# START OF Excerpted data

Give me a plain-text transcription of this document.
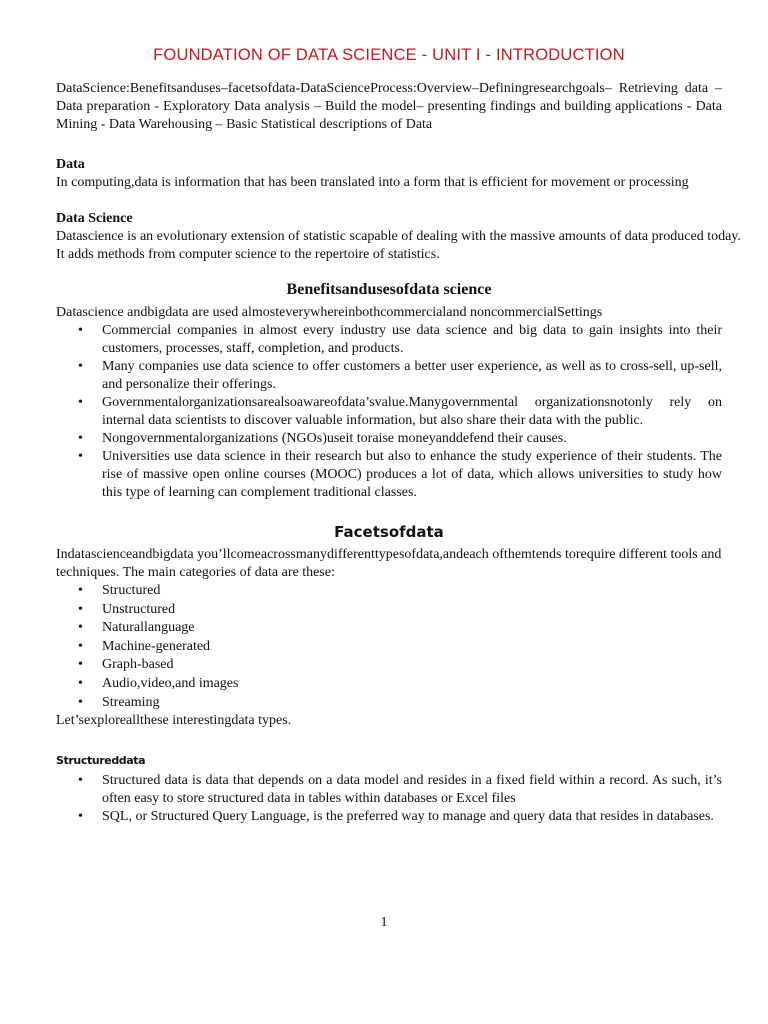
FOUNDATION OF DATA SCIENCE - UNIT I - INTRODUCTION

DataScience:Benefitsanduses–facetsofdata-DataScienceProcess:Overview–Definingresearchgoals– Retrieving data – Data preparation - Exploratory Data analysis – Build the model– presenting findings and building applications - Data Mining - Data Warehousing – Basic Statistical descriptions of Data

Data

In computing,data is information that has been translated into a form that is efficient for movement or processing

Data Science

Datascience is an evolutionary extension of statistic scapable of dealing with the massive amounts of data produced today. It adds methods from computer science to the repertoire of statistics.

Benefitsandusesofdata science

Datascience andbigdata are used almosteverywhereinbothcommercialand noncommercialSettings

• Commercial companies in almost every industry use data science and big data to gain insights into their customers, processes, staff, completion, and products.
• Many companies use data science to offer customers a better user experience, as well as to cross-sell, up-sell, and personalize their offerings.
• Governmentalorganizationsarealsoawareofdata’svalue.Manygovernmental organizationsnotonly rely on internal data scientists to discover valuable information, but also share their data with the public.
• Nongovernmentalorganizations (NGOs)useit toraise moneyanddefend their causes.
• Universities use data science in their research but also to enhance the study experience of their students. The rise of massive open online courses (MOOC) produces a lot of data, which allows universities to study how this type of learning can complement traditional classes.
Facetsofdata

Indatascienceandbigdata you’llcomeacrossmanydifferenttypesofdata,andeach ofthemtends torequire different tools and techniques. The main categories of data are these:

• Structured
• Unstructured
• Naturallanguage
• Machine-generated
• Graph-based
• Audio,video,and images
• Streaming

Let’sexploreallthese interestingdata types.

Structureddata

• Structured data is data that depends on a data model and resides in a fixed field within a record. As such, it’s often easy to store structured data in tables within databases or Excel files
• SQL, or Structured Query Language, is the preferred way to manage and query data that resides in databases.
1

# END OF Excerpted data

What is asked =>
Write out every line of the preceding listing that contains "customers".

Reply to the exercise =>
• Commercial companies in almost every industry use data science and big data to gain insights into their customers, processes, staff, completion, and products.
• Many companies use data science to offer customers a better user experience, as well as to cross-sell, up-sell, and personalize their offerings.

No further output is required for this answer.